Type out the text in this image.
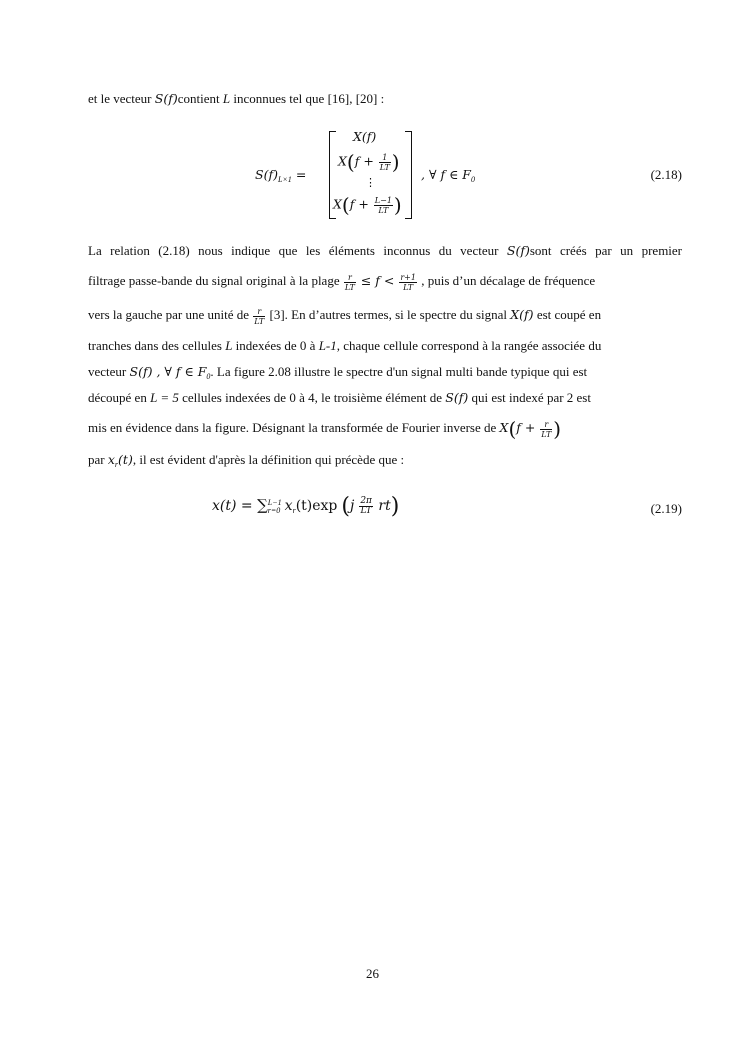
et le vecteur S(f)contient L inconnues tel que [16], [20] :
$S(f)_{L\times 1}$ =
X(f)
$X(f + \frac{1}{LT}$ )
⋮
$X(f + \frac{L-1}{LT}$ )
, ∀ f ∈ $F_0$	(2.18)
La relation (2.18) nous indique que les éléments inconnus du vecteur S(f)sont créés par un premier
filtrage passe-bande du signal original à la plage $\frac{r}{LT} \le f < \frac{r+1}{LT}$ , puis d’un décalage de fréquence
vers la gauche par une unité de $\frac{r}{LT} [3]$. En d’autres termes, si le spectre du signal X(f) est coupé en
tranches dans des cellules L indexées de 0 à L-1, chaque cellule correspond à la rangée associée du
vecteur S(f) , ∀ f ∈ $F_0$. La figure 2.08 illustre le spectre d'un signal multi bande typique qui est
découpé en L = 5 cellules indexées de 0 à 4, le troisième élément de S(f) qui est indexé par 2 est
mis en évidence dans la figure. Désignant la transformée de Fourier inverse de $X(f + \frac{r}{LT}$ )
par $x_r(t)$, il est évident d'après la définition qui précède que :
x(t) = ∑ L−1
r=0 $x_r(t)\exp$ $(j \frac{2\pi}{LT} rt)$	(2.19)
26
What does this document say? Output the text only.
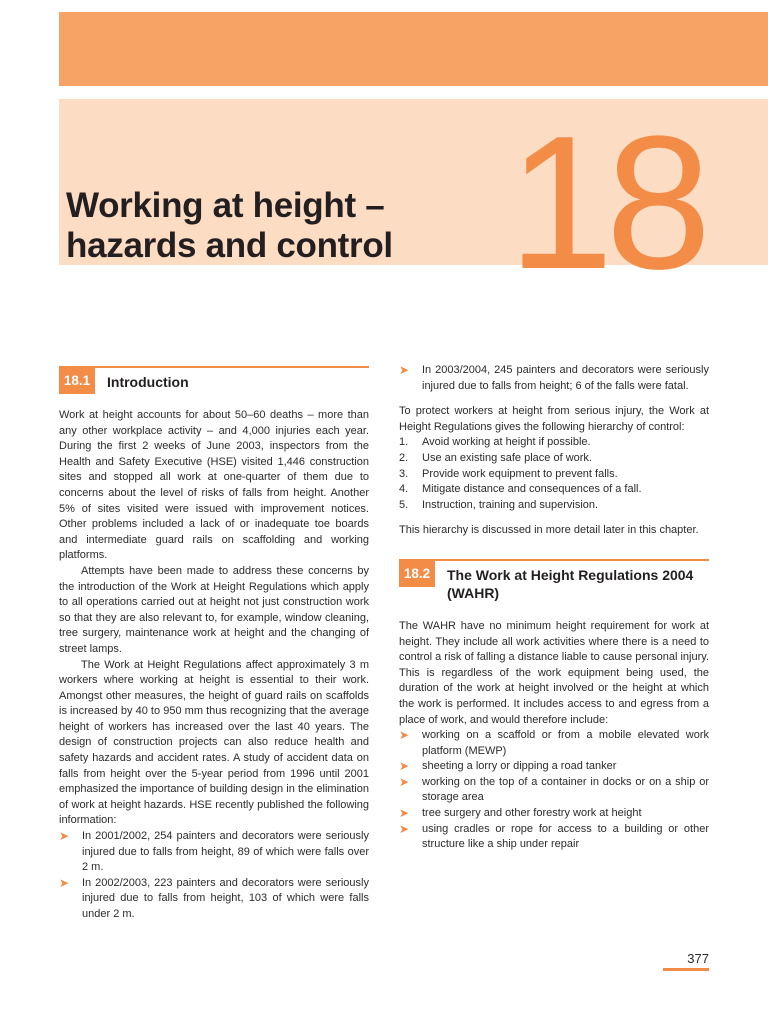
Working at height –
hazards and control 18
18.1	Introduction

Work at height accounts for about 50–60 deaths – more than any other workplace activity – and 4,000 injuries each year. During the first 2 weeks of June 2003, inspectors from the Health and Safety Executive (HSE) visited 1,446 construction sites and stopped all work at one-quarter of them due to concerns about the level of risks of falls from height. Another 5% of sites visited were issued with improvement notices. Other problems included a lack of or inadequate toe boards and intermediate guard rails on scaffolding and working platforms.

Attempts have been made to address these concerns by the introduction of the Work at Height Regulations which apply to all operations carried out at height not just construction work so that they are also relevant to, for example, window cleaning, tree surgery, maintenance work at height and the changing of street lamps.

The Work at Height Regulations affect approximately 3 m workers where working at height is essential to their work. Amongst other measures, the height of guard rails on scaffolds is increased by 40 to 950 mm thus recognizing that the average height of workers has increased over the last 40 years. The design of construction projects can also reduce health and safety hazards and accident rates. A study of accident data on falls from height over the 5-year period from 1996 until 2001 emphasized the importance of building design in the elimination of work at height hazards. HSE recently published the following information:

➤ In 2001/2002, 254 painters and decorators were seriously injured due to falls from height, 89 of which were falls over 2 m.
➤ In 2002/2003, 223 painters and decorators were seriously injured due to falls from height, 103 of which were falls under 2 m.
➤ In 2003/2004, 245 painters and decorators were seriously injured due to falls from height; 6 of the falls were fatal.

To protect workers at height from serious injury, the Work at Height Regulations gives the following hierarchy of control:

1. Avoid working at height if possible.
2. Use an existing safe place of work.
3. Provide work equipment to prevent falls.
4. Mitigate distance and consequences of a fall.
5. Instruction, training and supervision.

This hierarchy is discussed in more detail later in this chapter.

18.2	The Work at Height Regulations 2004 (WAHR)

The WAHR have no minimum height requirement for work at height. They include all work activities where there is a need to control a risk of falling a distance liable to cause personal injury. This is regardless of the work equipment being used, the duration of the work at height involved or the height at which the work is performed. It includes access to and egress from a place of work, and would therefore include:

➤ working on a scaffold or from a mobile elevated work platform (MEWP)
➤ sheeting a lorry or dipping a road tanker
➤ working on the top of a container in docks or on a ship or storage area
➤ tree surgery and other forestry work at height
➤ using cradles or rope for access to a building or other structure like a ship under repair
377
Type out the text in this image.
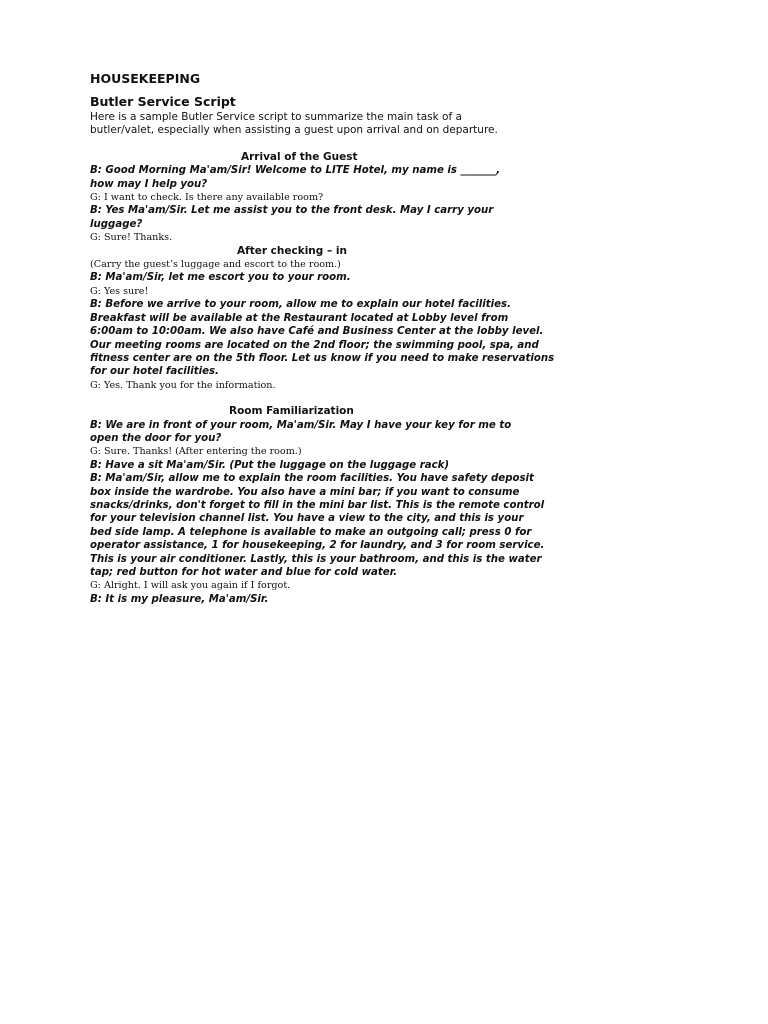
HOUSEKEEPING
Butler Service Script
Here is a sample Butler Service script to summarize the main task of a
butler/valet, especially when assisting a guest upon arrival and on departure.
Arrival of the Guest
B: Good Morning Ma'am/Sir! Welcome to LITE Hotel, my name is _______,
how may I help you?
G: I want to check. Is there any available room?
B: Yes Ma'am/Sir. Let me assist you to the front desk. May I carry your
luggage?
G: Sure! Thanks.
After checking – in
(Carry the guest’s luggage and escort to the room.)
B: Ma'am/Sir, let me escort you to your room.
G: Yes sure!
B: Before we arrive to your room, allow me to explain our hotel facilities.
Breakfast will be available at the Restaurant located at Lobby level from
6:00am to 10:00am. We also have Café and Business Center at the lobby level.
Our meeting rooms are located on the 2nd floor; the swimming pool, spa, and
fitness center are on the 5th floor. Let us know if you need to make reservations
for our hotel facilities.
G: Yes. Thank you for the information.
Room Familiarization
B: We are in front of your room, Ma'am/Sir. May I have your key for me to
open the door for you?
G: Sure. Thanks! (After entering the room.)
B: Have a sit Ma'am/Sir. (Put the luggage on the luggage rack)
B: Ma'am/Sir, allow me to explain the room facilities. You have safety deposit
box inside the wardrobe. You also have a mini bar; if you want to consume
snacks/drinks, don't forget to fill in the mini bar list. This is the remote control
for your television channel list. You have a view to the city, and this is your
bed side lamp. A telephone is available to make an outgoing call; press 0 for
operator assistance, 1 for housekeeping, 2 for laundry, and 3 for room service.
This is your air conditioner. Lastly, this is your bathroom, and this is the water
tap; red button for hot water and blue for cold water.
G: Alright. I will ask you again if I forgot.
B: It is my pleasure, Ma'am/Sir.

━━━━━━

:: SET TASK ::
Using the listing, say how many lines include the word "tree", and add nothing else.

:: EXERCISE SOLUTION ::
2